**PASSAGE TO READ**
Airlines Claim Poverty After Years of Record Profits; Bush Backs Management
Tens of thousands of airline workers are working under open contracts, most of them at the four largest carriers. Airline workers are angry and frustrated because all the major airlines made record profits over the last seven years, after big worker concessions in the 1980s and early 90s.
Because they are covered by the Railway Labor Act, the airline managements have been able to drag out contract negotiations until a downturn in the economy. Generally it takes a year or more before a settlement is reached. Thus the airlines are crying poormouth, ignoring years of record profits and frozen or stagnating wages.
- * Ninety-eight hundred Northwest Airlines mechanics, cleaners, and custodians were without a contract for four and a half years.
- * American Airlines flight attendants have been in negotiations for three and a half years, and American’s mechanics’ contract opened up late last fall.
- * Delta pilots have been in negotiations for more than 18 months and are under the National Mediation Board, which has suggested binding arbitration. Delta agreed; the pilots said no and the NMB released the parties to a 30-day cooling off period. At the end of April a strike becomes possible unless called off by President Bush.

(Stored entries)
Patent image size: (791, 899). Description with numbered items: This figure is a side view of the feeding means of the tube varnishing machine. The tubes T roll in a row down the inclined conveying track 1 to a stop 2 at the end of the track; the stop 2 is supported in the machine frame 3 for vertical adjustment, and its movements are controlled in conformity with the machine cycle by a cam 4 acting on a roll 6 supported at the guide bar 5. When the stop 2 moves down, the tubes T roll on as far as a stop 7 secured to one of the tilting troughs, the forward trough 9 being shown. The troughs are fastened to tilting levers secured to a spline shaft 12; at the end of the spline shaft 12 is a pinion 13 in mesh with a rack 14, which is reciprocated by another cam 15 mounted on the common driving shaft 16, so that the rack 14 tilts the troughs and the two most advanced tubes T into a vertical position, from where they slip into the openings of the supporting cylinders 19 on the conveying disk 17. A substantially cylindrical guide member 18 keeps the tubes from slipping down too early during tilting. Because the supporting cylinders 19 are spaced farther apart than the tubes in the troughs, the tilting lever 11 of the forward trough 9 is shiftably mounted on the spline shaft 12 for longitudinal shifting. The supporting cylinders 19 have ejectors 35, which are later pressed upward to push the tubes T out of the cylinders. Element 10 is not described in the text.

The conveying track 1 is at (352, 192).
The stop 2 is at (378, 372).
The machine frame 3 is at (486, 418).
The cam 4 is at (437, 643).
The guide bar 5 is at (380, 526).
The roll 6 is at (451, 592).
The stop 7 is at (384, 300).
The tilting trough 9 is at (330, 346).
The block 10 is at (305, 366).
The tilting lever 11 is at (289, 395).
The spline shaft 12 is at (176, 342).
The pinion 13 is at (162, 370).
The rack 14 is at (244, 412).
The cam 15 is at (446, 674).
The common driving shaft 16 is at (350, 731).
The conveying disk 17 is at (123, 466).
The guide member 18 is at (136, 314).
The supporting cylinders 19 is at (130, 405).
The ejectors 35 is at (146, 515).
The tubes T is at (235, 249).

---

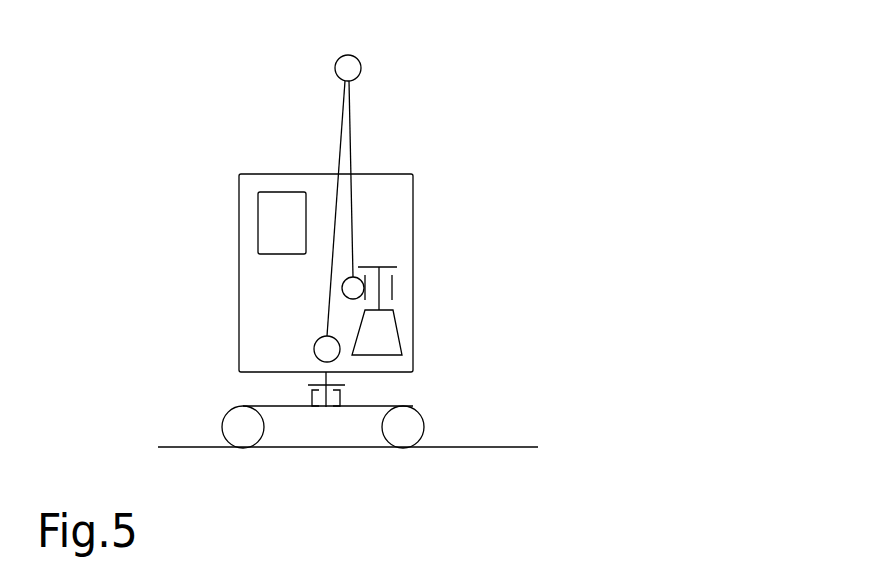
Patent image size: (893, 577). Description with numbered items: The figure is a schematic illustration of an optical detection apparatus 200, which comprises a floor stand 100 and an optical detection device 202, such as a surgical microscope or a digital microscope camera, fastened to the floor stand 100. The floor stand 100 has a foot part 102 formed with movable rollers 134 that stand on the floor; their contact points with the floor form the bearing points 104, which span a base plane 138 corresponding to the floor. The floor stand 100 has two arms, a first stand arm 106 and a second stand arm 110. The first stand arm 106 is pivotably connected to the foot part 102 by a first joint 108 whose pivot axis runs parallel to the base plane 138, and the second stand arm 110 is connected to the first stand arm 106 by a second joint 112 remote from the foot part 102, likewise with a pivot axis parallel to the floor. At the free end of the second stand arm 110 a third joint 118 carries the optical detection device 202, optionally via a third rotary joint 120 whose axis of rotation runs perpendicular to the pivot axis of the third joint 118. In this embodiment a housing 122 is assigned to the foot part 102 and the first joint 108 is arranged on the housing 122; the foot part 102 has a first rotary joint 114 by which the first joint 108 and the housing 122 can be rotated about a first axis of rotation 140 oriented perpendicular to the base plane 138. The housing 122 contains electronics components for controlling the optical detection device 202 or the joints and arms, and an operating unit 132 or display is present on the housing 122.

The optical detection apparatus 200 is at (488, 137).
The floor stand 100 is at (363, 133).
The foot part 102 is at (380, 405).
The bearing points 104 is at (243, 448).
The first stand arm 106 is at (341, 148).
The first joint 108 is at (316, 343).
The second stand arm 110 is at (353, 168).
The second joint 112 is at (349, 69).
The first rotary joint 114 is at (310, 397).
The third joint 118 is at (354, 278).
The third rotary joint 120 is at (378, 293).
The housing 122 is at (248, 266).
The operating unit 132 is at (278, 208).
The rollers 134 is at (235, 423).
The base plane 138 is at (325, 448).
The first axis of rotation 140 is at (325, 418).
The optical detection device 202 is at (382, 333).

**GIVEN REQUEST 1**
Answer these questions about the airline contracts article:
(a) How many Northwest Airlines mechanics, cleaners, and custodians were without a contract, and for how long?
(b) Which law covers airline workers and lets managements drag out negotiations?
(c) How long have Delta pilots been in negotiations?
**GIVEN REQUEST 2**
In the entries, starting with the line with "Patent image size: (791, 899)." and going on through the line with "The guide bar 5 is at (380, 526).", swap "side view" for "lateral view". Return only those lines, otherwise unchanged.
The entries have no connection to the text about airline contracts.

**EXERCISE RESPONSE 1**
(a) Ninety-eight hundred, for four and a half years.
(b) The Railway Labor Act.
(c) More than 18 months.

**EXERCISE RESPONSE 2**
Patent image size: (791, 899). Description with numbered items: This figure is a lateral view of the feeding means of the tube varnishing machine. The tubes T roll in a row down the inclined conveying track 1 to a stop 2 at the end of the track; the stop 2 is supported in the machine frame 3 for vertical adjustment, and its movements are controlled in conformity with the machine cycle by a cam 4 acting on a roll 6 supported at the guide bar 5. When the stop 2 moves down, the tubes T roll on as far as a stop 7 secured to one of the tilting troughs, the forward trough 9 being shown. The troughs are fastened to tilting levers secured to a spline shaft 12; at the end of the spline shaft 12 is a pinion 13 in mesh with a rack 14, which is reciprocated by another cam 15 mounted on the common driving shaft 16, so that the rack 14 tilts the troughs and the two most advanced tubes T into a vertical position, from where they slip into the openings of the supporting cylinders 19 on the conveying disk 17. A substantially cylindrical guide member 18 keeps the tubes from slipping down too early during tilting. Because the supporting cylinders 19 are spaced farther apart than the tubes in the troughs, the tilting lever 11 of the forward trough 9 is shiftably mounted on the spline shaft 12 for longitudinal shifting. The supporting cylinders 19 have ejectors 35, which are later pressed upward to push the tubes T out of the cylinders. Element 10 is not described in the text.

The conveying track 1 is at (352, 192).
The stop 2 is at (378, 372).
The machine frame 3 is at (486, 418).
The cam 4 is at (437, 643).
The guide bar 5 is at (380, 526).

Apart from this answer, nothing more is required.